DESCRIPTION OF THE TASK:
Will you give every entry again exactly as it stands?

[START WORKING DATA]

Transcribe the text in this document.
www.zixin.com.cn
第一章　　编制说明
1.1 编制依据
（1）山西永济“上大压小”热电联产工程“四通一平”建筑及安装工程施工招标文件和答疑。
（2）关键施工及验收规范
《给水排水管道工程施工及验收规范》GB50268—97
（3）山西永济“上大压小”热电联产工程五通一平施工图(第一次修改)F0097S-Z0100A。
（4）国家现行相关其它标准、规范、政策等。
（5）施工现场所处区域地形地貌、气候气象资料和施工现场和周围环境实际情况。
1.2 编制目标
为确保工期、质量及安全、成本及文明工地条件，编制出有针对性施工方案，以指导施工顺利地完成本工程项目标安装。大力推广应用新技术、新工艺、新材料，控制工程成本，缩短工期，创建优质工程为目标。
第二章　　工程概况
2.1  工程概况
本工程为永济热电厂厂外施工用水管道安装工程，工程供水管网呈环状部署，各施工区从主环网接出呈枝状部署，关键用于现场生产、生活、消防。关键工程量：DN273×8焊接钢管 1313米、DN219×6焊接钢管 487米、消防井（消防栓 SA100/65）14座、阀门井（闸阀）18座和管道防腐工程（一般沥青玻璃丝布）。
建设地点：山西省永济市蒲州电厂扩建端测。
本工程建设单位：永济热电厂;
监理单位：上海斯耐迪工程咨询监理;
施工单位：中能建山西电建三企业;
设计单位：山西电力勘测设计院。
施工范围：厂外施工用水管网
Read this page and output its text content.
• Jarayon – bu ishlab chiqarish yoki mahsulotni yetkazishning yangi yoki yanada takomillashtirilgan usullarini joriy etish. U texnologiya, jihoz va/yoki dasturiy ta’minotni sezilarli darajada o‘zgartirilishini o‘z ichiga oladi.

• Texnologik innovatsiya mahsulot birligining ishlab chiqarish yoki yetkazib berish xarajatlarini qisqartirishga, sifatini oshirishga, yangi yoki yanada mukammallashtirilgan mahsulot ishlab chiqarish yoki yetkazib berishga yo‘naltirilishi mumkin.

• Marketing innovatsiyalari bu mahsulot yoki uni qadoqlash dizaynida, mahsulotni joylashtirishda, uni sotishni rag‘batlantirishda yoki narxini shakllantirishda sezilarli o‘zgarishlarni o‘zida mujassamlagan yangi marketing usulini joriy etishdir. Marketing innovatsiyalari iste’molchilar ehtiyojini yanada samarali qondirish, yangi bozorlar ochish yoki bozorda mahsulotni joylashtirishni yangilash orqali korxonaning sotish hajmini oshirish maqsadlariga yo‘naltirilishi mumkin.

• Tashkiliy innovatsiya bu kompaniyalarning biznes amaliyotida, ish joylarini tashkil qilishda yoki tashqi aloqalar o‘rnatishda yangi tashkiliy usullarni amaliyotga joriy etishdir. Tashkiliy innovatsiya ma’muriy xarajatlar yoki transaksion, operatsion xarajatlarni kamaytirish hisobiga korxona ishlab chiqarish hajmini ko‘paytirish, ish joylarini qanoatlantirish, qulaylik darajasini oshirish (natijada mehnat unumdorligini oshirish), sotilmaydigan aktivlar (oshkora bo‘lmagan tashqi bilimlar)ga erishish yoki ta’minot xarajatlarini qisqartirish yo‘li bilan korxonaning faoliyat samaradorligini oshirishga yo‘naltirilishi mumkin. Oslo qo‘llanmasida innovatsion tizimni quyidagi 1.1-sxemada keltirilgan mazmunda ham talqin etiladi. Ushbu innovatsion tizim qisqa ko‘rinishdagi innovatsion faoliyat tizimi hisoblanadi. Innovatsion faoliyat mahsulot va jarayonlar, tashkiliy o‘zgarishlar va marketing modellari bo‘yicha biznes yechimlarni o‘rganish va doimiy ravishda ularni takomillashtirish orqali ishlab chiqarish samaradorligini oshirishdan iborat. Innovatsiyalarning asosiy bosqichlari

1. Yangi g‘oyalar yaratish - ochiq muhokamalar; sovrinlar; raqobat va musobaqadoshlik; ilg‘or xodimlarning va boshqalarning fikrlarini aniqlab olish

[END WORKING DATA]

TASK RESULT:
Transcribe the text in this document.
www.zixin.com.cn
第一章　　编制说明
1.1 编制依据
（1）山西永济“上大压小”热电联产工程“四通一平”建筑及安装工程施工招标文件和答疑。
（2）关键施工及验收规范
《给水排水管道工程施工及验收规范》GB50268—97
（3）山西永济“上大压小”热电联产工程五通一平施工图(第一次修改)F0097S-Z0100A。
（4）国家现行相关其它标准、规范、政策等。
（5）施工现场所处区域地形地貌、气候气象资料和施工现场和周围环境实际情况。
1.2 编制目标
为确保工期、质量及安全、成本及文明工地条件，编制出有针对性施工方案，以指导施工顺利地完成本工程项目标安装。大力推广应用新技术、新工艺、新材料，控制工程成本，缩短工期，创建优质工程为目标。
第二章　　工程概况
2.1  工程概况
本工程为永济热电厂厂外施工用水管道安装工程，工程供水管网呈环状部署，各施工区从主环网接出呈枝状部署，关键用于现场生产、生活、消防。关键工程量：DN273×8焊接钢管 1313米、DN219×6焊接钢管 487米、消防井（消防栓 SA100/65）14座、阀门井（闸阀）18座和管道防腐工程（一般沥青玻璃丝布）。
建设地点：山西省永济市蒲州电厂扩建端测。
本工程建设单位：永济热电厂;
监理单位：上海斯耐迪工程咨询监理;
施工单位：中能建山西电建三企业;
设计单位：山西电力勘测设计院。
施工范围：厂外施工用水管网
Read this page and output its text content.
• Jarayon – bu ishlab chiqarish yoki mahsulotni yetkazishning yangi yoki yanada takomillashtirilgan usullarini joriy etish. U texnologiya, jihoz va/yoki dasturiy ta’minotni sezilarli darajada o‘zgartirilishini o‘z ichiga oladi.

• Texnologik innovatsiya mahsulot birligining ishlab chiqarish yoki yetkazib berish xarajatlarini qisqartirishga, sifatini oshirishga, yangi yoki yanada mukammallashtirilgan mahsulot ishlab chiqarish yoki yetkazib berishga yo‘naltirilishi mumkin.

• Marketing innovatsiyalari bu mahsulot yoki uni qadoqlash dizaynida, mahsulotni joylashtirishda, uni sotishni rag‘batlantirishda yoki narxini shakllantirishda sezilarli o‘zgarishlarni o‘zida mujassamlagan yangi marketing usulini joriy etishdir. Marketing innovatsiyalari iste’molchilar ehtiyojini yanada samarali qondirish, yangi bozorlar ochish yoki bozorda mahsulotni joylashtirishni yangilash orqali korxonaning sotish hajmini oshirish maqsadlariga yo‘naltirilishi mumkin.

• Tashkiliy innovatsiya bu kompaniyalarning biznes amaliyotida, ish joylarini tashkil qilishda yoki tashqi aloqalar o‘rnatishda yangi tashkiliy usullarni amaliyotga joriy etishdir. Tashkiliy innovatsiya ma’muriy xarajatlar yoki transaksion, operatsion xarajatlarni kamaytirish hisobiga korxona ishlab chiqarish hajmini ko‘paytirish, ish joylarini qanoatlantirish, qulaylik darajasini oshirish (natijada mehnat unumdorligini oshirish), sotilmaydigan aktivlar (oshkora bo‘lmagan tashqi bilimlar)ga erishish yoki ta’minot xarajatlarini qisqartirish yo‘li bilan korxonaning faoliyat samaradorligini oshirishga yo‘naltirilishi mumkin. Oslo qo‘llanmasida innovatsion tizimni quyidagi 1.1-sxemada keltirilgan mazmunda ham talqin etiladi. Ushbu innovatsion tizim qisqa ko‘rinishdagi innovatsion faoliyat tizimi hisoblanadi. Innovatsion faoliyat mahsulot va jarayonlar, tashkiliy o‘zgarishlar va marketing modellari bo‘yicha biznes yechimlarni o‘rganish va doimiy ravishda ularni takomillashtirish orqali ishlab chiqarish samaradorligini oshirishdan iborat. Innovatsiyalarning asosiy bosqichlari

1. Yangi g‘oyalar yaratish - ochiq muhokamalar; sovrinlar; raqobat va musobaqadoshlik; ilg‘or xodimlarning va boshqalarning fikrlarini aniqlab olish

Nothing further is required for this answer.